Select each line where the word "varphi" appears.

■ **Dataset records**:
:::::
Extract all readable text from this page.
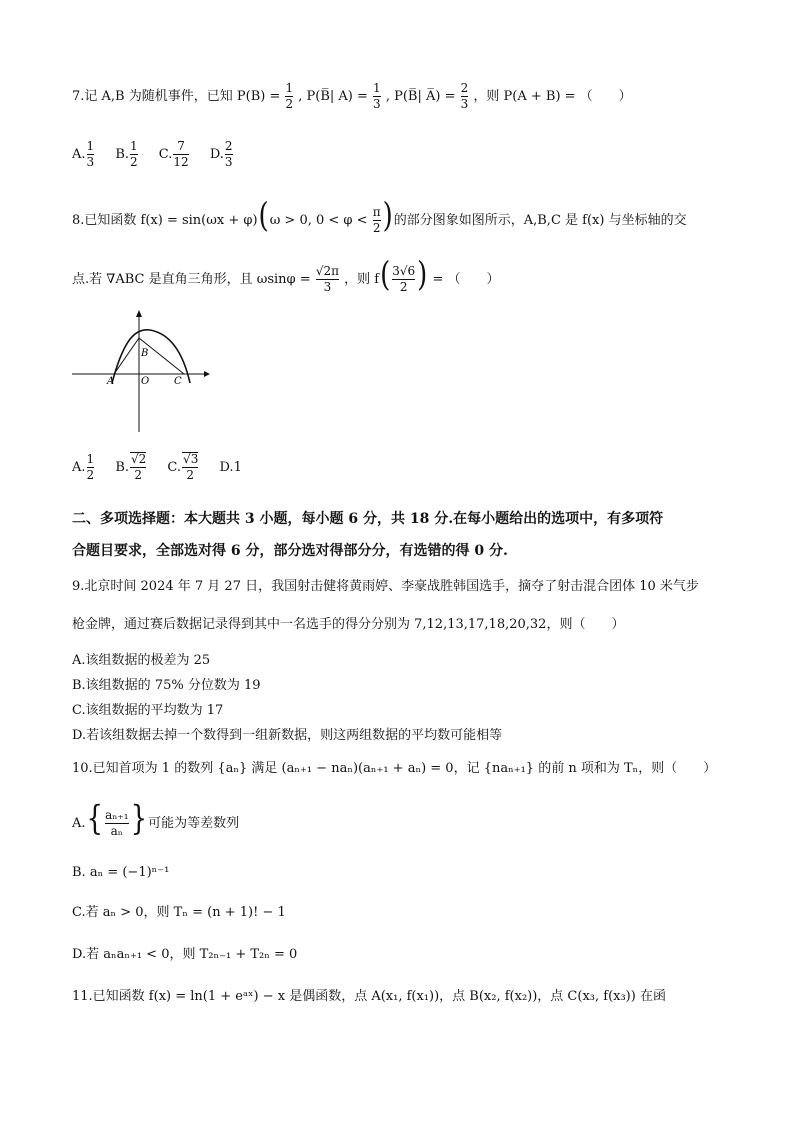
7.记 A,B 为随机事件，已知 $P(B) = \frac{1}{2}$ , P(B̅| $A) = \frac{1}{3}$ , P(B̅| A̅) = $\frac{2}{3}$ ，则 P(A + B) = （　　）
A. $\frac{1}{3}$
B. $\frac{1}{2}$
C. $\frac{7}{12}$
D. $\frac{2}{3}$
8.已知函数 f(x) = sin(ωx + φ)(ω > 0, $0 < \varphi < \frac{\pi}{2}$ )的部分图象如图所示，A,B,C 是 f(x) 与坐标轴的交
点.若 ∇ABC 是直角三角形，且 $\omega\sin\varphi = \frac{√2\pi}{3}$ ，则 $f( \frac{3√6}{2}$ ) = （　　）
A
B
O C
A. $\frac{1}{2}$
B. $\frac{√2}{2}$
C. $\frac{√3}{2}$
D. 1
二、多项选择题：本大题共 3 小题，每小题 6 分，共 18 分.在每小题给出的选项中，有多项符
合题目要求，全部选对得 6 分，部分选对得部分分，有选错的得 0 分.
9.北京时间 2024 年 7 月 27 日，我国射击健将黄雨婷、李豪战胜韩国选手，摘夺了射击混合团体 10 米气步
枪金牌，通过赛后数据记录得到其中一名选手的得分分别为 7,12,13,17,18,20,32，则（　　）
A.该组数据的极差为 25
B.该组数据的 75% 分位数为 19
C.该组数据的平均数为 17
D.若该组数据去掉一个数得到一组新数据，则这两组数据的平均数可能相等
10.已知首项为 1 的数列 {aₙ} 满足 (aₙ₊₁ − naₙ)(aₙ₊₁ + aₙ) = 0，记 {naₙ₊₁} 的前 n 项和为 Tₙ，则（　　）
$A.\{ \frac{\text{aₙ₊₁}}{\text{aₙ}}$ }可能为等差数列
B. aₙ = (−1)ⁿ⁻¹
C.若 aₙ > 0，则 Tₙ = (n + 1)! − 1
D.若 aₙaₙ₊₁ < 0，则 T₂ₙ₋₁ + T₂ₙ = 0
11.已知函数 f(x) = ln(1 + eᵃˣ) − x 是偶函数，点 A(x₁, f(x₁))，点 B(x₂, f(x₂))，点 C(x₃, f(x₃)) 在函
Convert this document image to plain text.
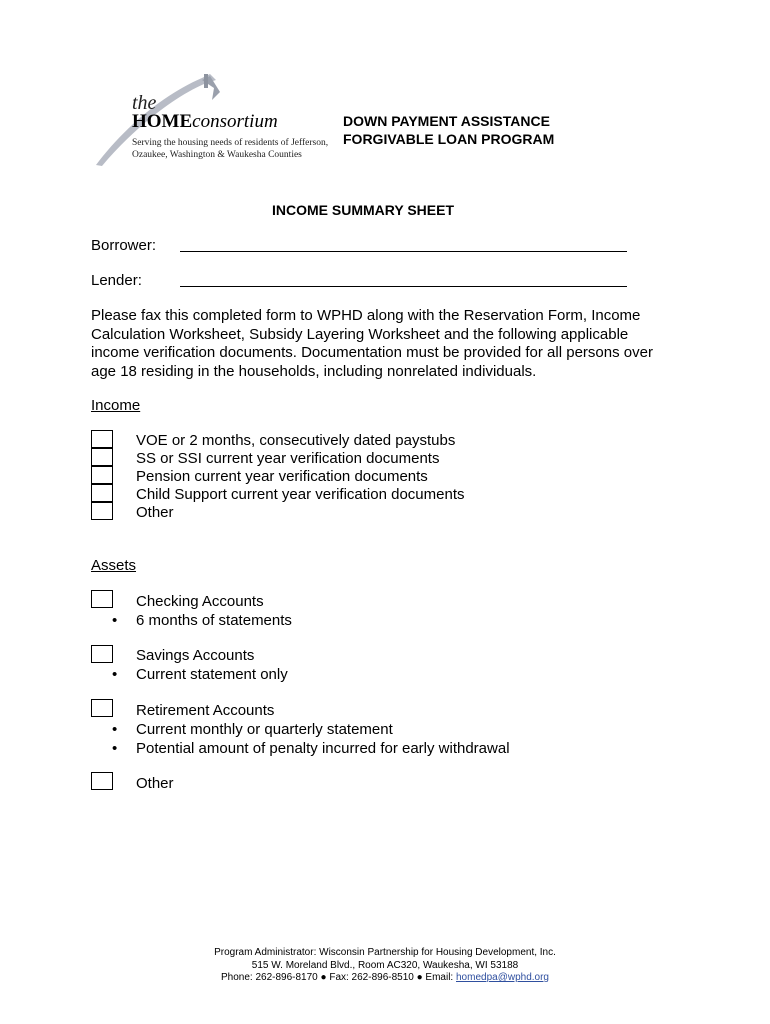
the
HOMEconsortium
Serving the housing needs of residents of Jefferson,
Ozaukee, Washington & Waukesha Counties
DOWN PAYMENT ASSISTANCE
FORGIVABLE LOAN PROGRAM
INCOME SUMMARY SHEET
Borrower:
Lender:
Please fax this completed form to WPHD along with the Reservation Form, Income Calculation Worksheet, Subsidy Layering Worksheet and the following applicable income verification documents. Documentation must be provided for all persons over age 18 residing in the households, including nonrelated individuals.
Income
VOE or 2 months, consecutively dated paystubs
SS or SSI current year verification documents
Pension current year verification documents
Child Support current year verification documents
Other
Assets
Checking Accounts
• 6 months of statements
Savings Accounts
• Current statement only
Retirement Accounts
• Current monthly or quarterly statement
• Potential amount of penalty incurred for early withdrawal
Other
Program Administrator: Wisconsin Partnership for Housing Development, Inc.
515 W. Moreland Blvd., Room AC320, Waukesha, WI 53188
Phone: 262-896-8170 ● Fax: 262-896-8510 ● Email: homedpa@wphd.org
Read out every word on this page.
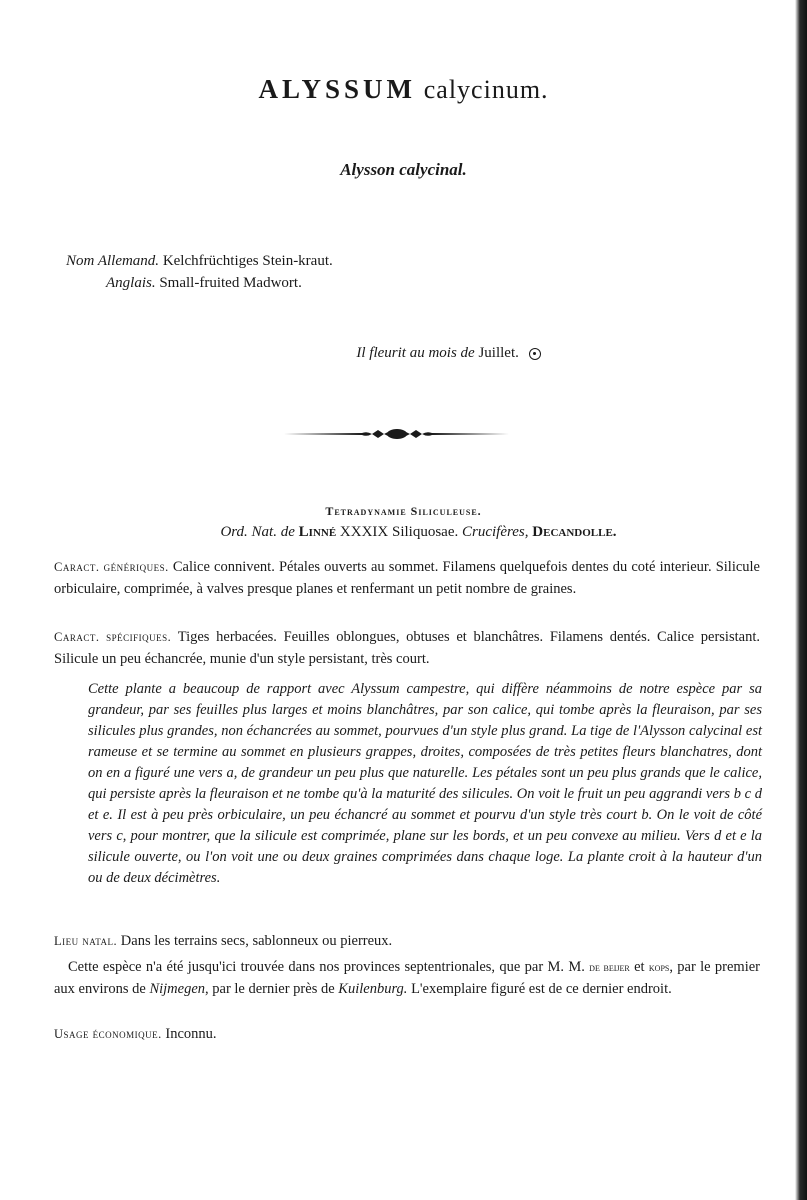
ALYSSUM calycinum.
Alysson calycinal.
Nom Allemand. Kelchfrüchtiges Stein-kraut.
Anglais. Small-fruited Madwort.
Il fleurit au mois de Juillet.
Tetradynamie Siliculeuse.
Ord. Nat. de Linné XXXIX Siliquosae. Crucifères, Decandolle.
Caract. génériques. Calice connivent. Pétales ouverts au sommet. Filamens quelquefois dentes du coté interieur. Silicule orbiculaire, comprimée, à valves presque planes et renfermant un petit nombre de graines.
Caract. spécifiques. Tiges herbacées. Feuilles oblongues, obtuses et blanchâtres. Filamens dentés. Calice persistant. Silicule un peu échancrée, munie d'un style persistant, très court.
Cette plante a beaucoup de rapport avec Alyssum campestre, qui diffère néammoins de notre espèce par sa grandeur, par ses feuilles plus larges et moins blanchâtres, par son calice, qui tombe après la fleuraison, par ses silicules plus grandes, non échancrées au sommet, pourvues d'un style plus grand. La tige de l'Alysson calycinal est rameuse et se termine au sommet en plusieurs grappes, droites, composées de très petites fleurs blanchatres, dont on en a figuré une vers a, de grandeur un peu plus que naturelle. Les pétales sont un peu plus grands que le calice, qui persiste après la fleuraison et ne tombe qu'à la maturité des silicules. On voit le fruit un peu aggrandi vers b c d et e. Il est à peu près orbiculaire, un peu échancré au sommet et pourvu d'un style très court b. On le voit de côté vers c, pour montrer, que la silicule est comprimée, plane sur les bords, et un peu convexe au milieu. Vers d et e la silicule ouverte, ou l'on voit une ou deux graines comprimées dans chaque loge. La plante croit à la hauteur d'un ou de deux décimètres.
Lieu natal. Dans les terrains secs, sablonneux ou pierreux.
Cette espèce n'a été jusqu'ici trouvée dans nos provinces septentrionales, que par M. M. de beijer et kops, par le premier aux environs de Nijmegen, par le dernier près de Kuilenburg. L'exemplaire figuré est de ce dernier endroit.
Usage économique. Inconnu.
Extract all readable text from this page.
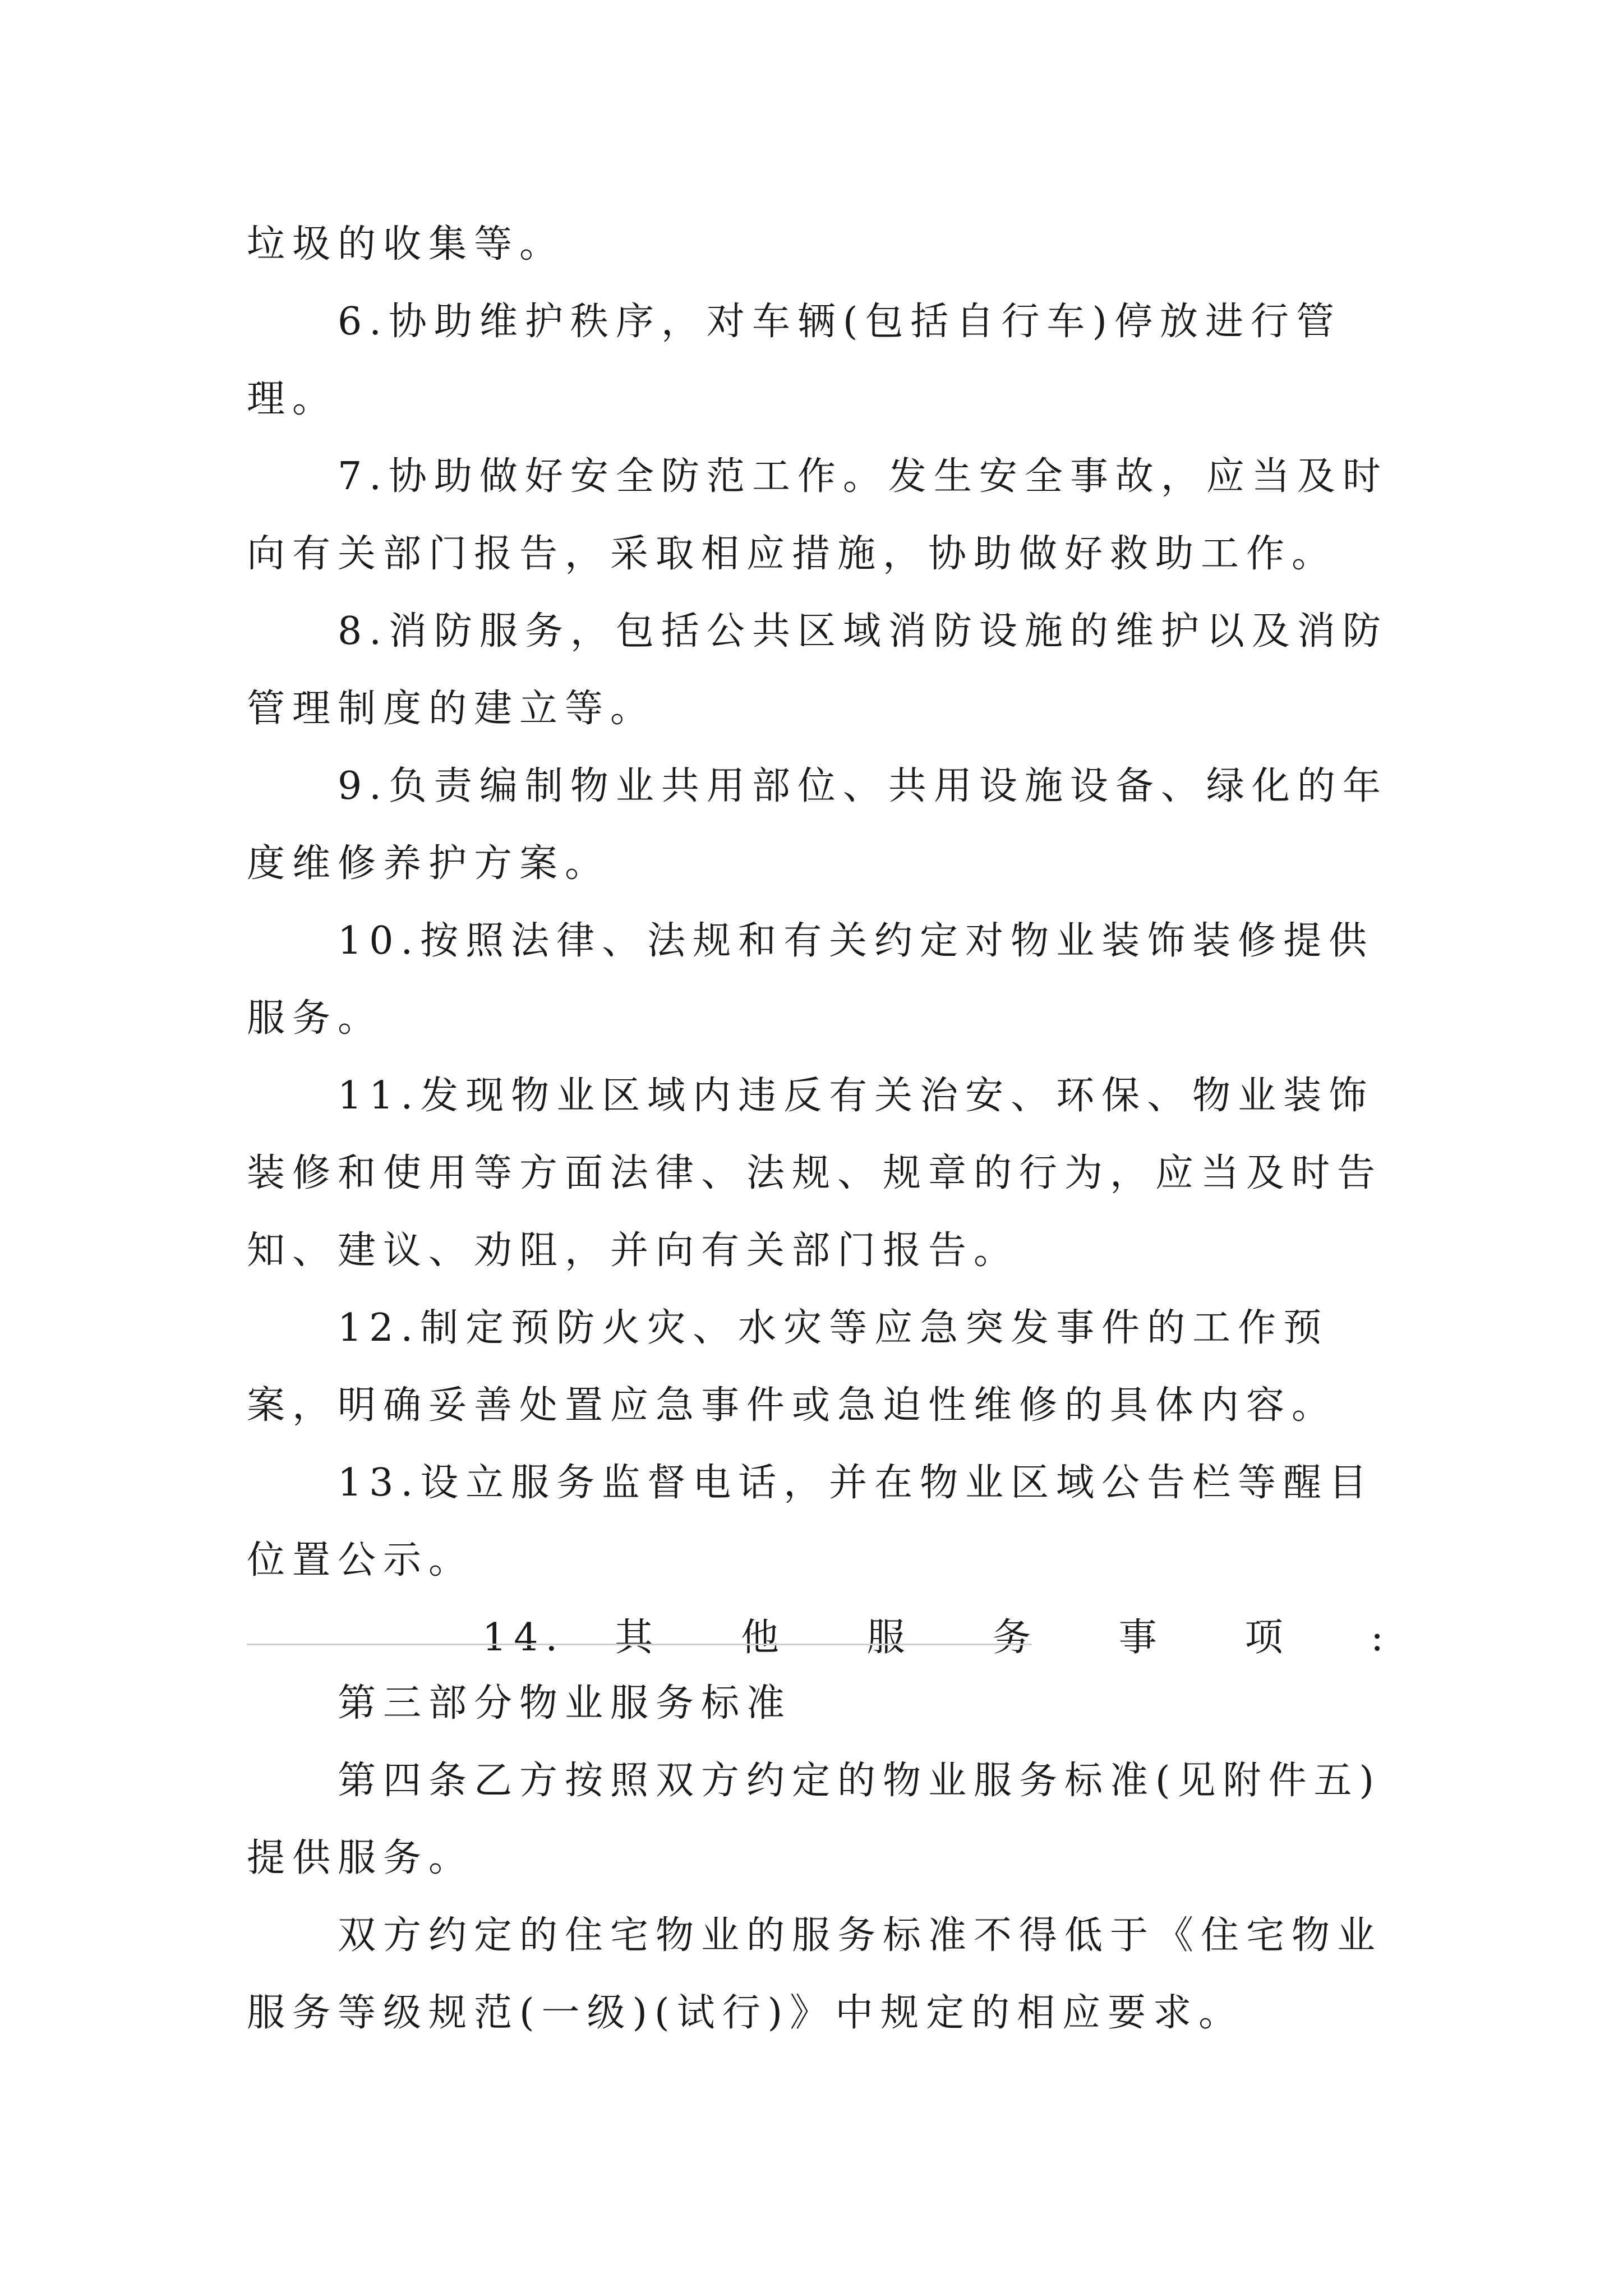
垃圾的收集等。

6.协助维护秩序，对车辆(包括自行车)停放进行管理。

7.协助做好安全防范工作。发生安全事故，应当及时向有关部门报告，采取相应措施，协助做好救助工作。

8.消防服务，包括公共区域消防设施的维护以及消防管理制度的建立等。

9.负责编制物业共用部位、共用设施设备、绿化的年度维修养护方案。

10.按照法律、法规和有关约定对物业装饰装修提供服务。

11.发现物业区域内违反有关治安、环保、物业装饰装修和使用等方面法律、法规、规章的行为，应当及时告知、建议、劝阻，并向有关部门报告。

12.制定预防火灾、水灾等应急突发事件的工作预案，明确妥善处置应急事件或急迫性维修的具体内容。

13.设立服务监督电话，并在物业区域公告栏等醒目位置公示。

14. 其 他 服 务 事 项 :

第三部分物业服务标准

第四条乙方按照双方约定的物业服务标准(见附件五)提供服务。

双方约定的住宅物业的服务标准不得低于《住宅物业服务等级规范(一级)(试行)》中规定的相应要求。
:::::
■ **Result of this exercise**:
8.已知函数 f(x) = sin(ωx + φ)(ω > 0, $0 < \varphi < \frac{\pi}{2}$ )的部分图象如图所示，A,B,C 是 f(x) 与坐标轴的交
点.若 ∇ABC 是直角三角形，且 $\omega\sin\varphi = \frac{√2\pi}{3}$ ，则 $f( \frac{3√6}{2}$ ) = （　　）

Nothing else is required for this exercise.